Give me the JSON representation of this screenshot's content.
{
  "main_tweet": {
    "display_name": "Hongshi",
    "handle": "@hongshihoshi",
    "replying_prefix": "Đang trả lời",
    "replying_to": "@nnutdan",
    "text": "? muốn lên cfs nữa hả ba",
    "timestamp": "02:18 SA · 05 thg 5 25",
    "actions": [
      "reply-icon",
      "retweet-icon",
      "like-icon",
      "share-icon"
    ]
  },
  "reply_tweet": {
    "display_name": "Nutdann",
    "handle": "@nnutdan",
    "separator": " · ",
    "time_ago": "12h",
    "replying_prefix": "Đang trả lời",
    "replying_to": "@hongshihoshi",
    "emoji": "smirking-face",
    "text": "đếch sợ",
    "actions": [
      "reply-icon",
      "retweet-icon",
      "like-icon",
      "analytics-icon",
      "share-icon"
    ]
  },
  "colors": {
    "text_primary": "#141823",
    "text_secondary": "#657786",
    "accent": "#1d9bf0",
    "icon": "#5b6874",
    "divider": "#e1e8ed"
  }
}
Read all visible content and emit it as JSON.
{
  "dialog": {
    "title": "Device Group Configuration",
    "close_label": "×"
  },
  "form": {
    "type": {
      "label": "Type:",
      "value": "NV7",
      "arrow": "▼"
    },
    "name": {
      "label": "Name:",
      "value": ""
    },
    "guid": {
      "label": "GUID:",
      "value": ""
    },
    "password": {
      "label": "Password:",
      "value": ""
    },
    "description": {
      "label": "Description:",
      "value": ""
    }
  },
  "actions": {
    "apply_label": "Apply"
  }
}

──────────────────────────────

**STATED TASK:** Reproduce every line of the data verbatim.

**OUTPUT OF THE TASK:**
Give me the JSON representation of this screenshot's content.
{
  "main_tweet": {
    "display_name": "Hongshi",
    "handle": "@hongshihoshi",
    "replying_prefix": "Đang trả lời",
    "replying_to": "@nnutdan",
    "text": "? muốn lên cfs nữa hả ba",
    "timestamp": "02:18 SA · 05 thg 5 25",
    "actions": [
      "reply-icon",
      "retweet-icon",
      "like-icon",
      "share-icon"
    ]
  },
  "reply_tweet": {
    "display_name": "Nutdann",
    "handle": "@nnutdan",
    "separator": " · ",
    "time_ago": "12h",
    "replying_prefix": "Đang trả lời",
    "replying_to": "@hongshihoshi",
    "emoji": "smirking-face",
    "text": "đếch sợ",
    "actions": [
      "reply-icon",
      "retweet-icon",
      "like-icon",
      "analytics-icon",
      "share-icon"
    ]
  },
  "colors": {
    "text_primary": "#141823",
    "text_secondary": "#657786",
    "accent": "#1d9bf0",
    "icon": "#5b6874",
    "divider": "#e1e8ed"
  }
}
Read all visible content and emit it as JSON.
{
  "dialog": {
    "title": "Device Group Configuration",
    "close_label": "×"
  },
  "form": {
    "type": {
      "label": "Type:",
      "value": "NV7",
      "arrow": "▼"
    },
    "name": {
      "label": "Name:",
      "value": ""
    },
    "guid": {
      "label": "GUID:",
      "value": ""
    },
    "password": {
      "label": "Password:",
      "value": ""
    },
    "description": {
      "label": "Description:",
      "value": ""
    }
  },
  "actions": {
    "apply_label": "Apply"
  }
}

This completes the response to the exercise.